══ EXTRACTED INFORMATION
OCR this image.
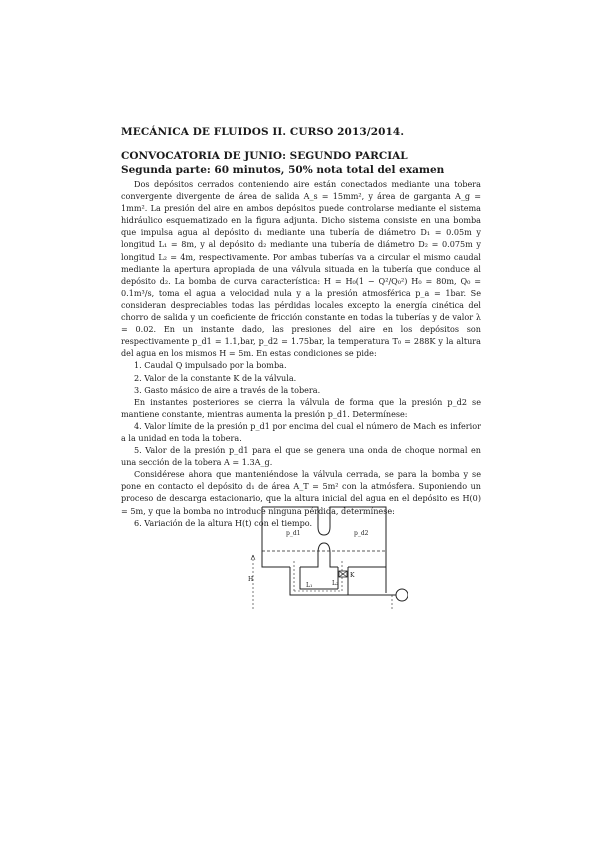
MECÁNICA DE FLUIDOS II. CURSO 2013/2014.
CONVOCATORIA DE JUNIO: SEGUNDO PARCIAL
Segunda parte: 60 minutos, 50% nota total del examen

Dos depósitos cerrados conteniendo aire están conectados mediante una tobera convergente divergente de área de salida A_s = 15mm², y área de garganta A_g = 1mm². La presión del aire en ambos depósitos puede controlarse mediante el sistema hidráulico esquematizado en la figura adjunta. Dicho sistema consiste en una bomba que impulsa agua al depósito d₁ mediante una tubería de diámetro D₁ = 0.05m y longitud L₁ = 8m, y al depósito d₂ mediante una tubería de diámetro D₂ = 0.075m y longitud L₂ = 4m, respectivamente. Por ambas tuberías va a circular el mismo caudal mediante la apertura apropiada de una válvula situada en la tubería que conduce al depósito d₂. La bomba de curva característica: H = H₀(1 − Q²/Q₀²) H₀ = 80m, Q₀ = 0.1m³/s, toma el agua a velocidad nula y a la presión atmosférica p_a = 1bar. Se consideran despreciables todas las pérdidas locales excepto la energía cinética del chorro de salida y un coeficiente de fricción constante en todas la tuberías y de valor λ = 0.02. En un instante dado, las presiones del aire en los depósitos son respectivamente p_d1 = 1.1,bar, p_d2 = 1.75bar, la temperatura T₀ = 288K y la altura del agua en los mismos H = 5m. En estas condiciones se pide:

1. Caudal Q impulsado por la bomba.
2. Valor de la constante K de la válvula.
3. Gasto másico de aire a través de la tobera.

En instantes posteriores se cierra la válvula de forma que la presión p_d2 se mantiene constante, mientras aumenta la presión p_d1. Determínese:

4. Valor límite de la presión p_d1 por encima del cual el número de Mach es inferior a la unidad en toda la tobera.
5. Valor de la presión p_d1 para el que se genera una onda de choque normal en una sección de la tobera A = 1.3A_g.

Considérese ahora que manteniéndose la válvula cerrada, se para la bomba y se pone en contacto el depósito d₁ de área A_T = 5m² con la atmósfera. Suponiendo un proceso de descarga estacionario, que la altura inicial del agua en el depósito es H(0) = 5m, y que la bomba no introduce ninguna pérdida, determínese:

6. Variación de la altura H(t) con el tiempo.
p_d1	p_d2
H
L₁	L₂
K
════
══ EXTRACTED INFORMATION
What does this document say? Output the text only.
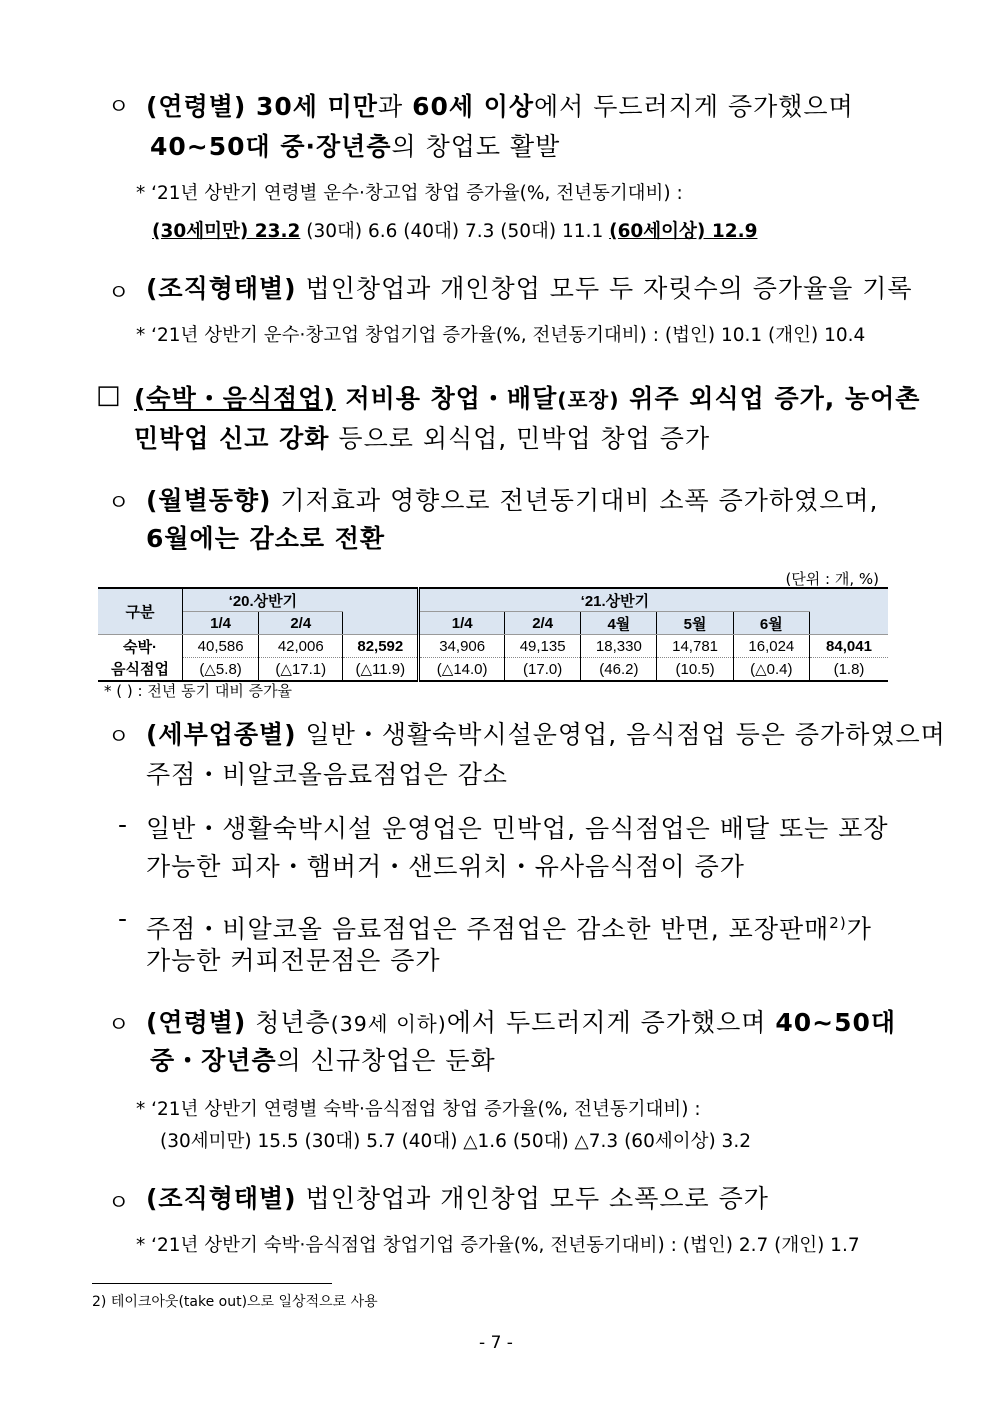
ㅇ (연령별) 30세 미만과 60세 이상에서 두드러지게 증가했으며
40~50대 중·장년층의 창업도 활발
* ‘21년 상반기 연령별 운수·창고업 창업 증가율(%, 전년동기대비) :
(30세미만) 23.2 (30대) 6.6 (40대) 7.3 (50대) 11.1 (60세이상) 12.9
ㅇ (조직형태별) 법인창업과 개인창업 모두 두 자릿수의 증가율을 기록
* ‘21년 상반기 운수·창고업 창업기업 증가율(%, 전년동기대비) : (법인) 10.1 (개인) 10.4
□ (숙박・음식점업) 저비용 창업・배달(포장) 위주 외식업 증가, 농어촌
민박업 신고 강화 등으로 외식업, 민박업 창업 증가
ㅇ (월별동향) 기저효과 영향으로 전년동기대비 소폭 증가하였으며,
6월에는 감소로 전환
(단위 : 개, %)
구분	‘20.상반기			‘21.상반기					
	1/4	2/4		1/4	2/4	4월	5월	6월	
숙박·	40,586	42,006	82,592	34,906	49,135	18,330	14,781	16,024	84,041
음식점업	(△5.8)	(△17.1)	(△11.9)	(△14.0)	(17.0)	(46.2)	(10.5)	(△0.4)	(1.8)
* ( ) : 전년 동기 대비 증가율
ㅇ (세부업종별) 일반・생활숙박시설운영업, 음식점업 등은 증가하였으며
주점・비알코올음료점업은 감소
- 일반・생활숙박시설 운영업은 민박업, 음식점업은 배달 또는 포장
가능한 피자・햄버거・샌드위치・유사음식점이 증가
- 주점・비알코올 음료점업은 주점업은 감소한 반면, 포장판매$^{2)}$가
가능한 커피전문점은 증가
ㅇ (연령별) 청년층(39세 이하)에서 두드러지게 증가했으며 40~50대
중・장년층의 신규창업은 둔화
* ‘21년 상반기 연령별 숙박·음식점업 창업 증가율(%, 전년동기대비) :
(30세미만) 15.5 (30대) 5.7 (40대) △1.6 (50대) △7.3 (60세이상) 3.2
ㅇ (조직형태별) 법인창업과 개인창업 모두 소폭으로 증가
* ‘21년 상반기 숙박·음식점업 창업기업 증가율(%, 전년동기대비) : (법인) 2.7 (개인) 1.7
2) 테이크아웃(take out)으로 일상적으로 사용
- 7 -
════
#### EXERCISE:
Find the lines above that contain the word "두드러지게" and collect them.

#### WRITTEN RESPONSE:
ㅇ (연령별) 30세 미만과 60세 이상에서 두드러지게 증가했으며
ㅇ (연령별) 청년층(39세 이하)에서 두드러지게 증가했으며 40~50대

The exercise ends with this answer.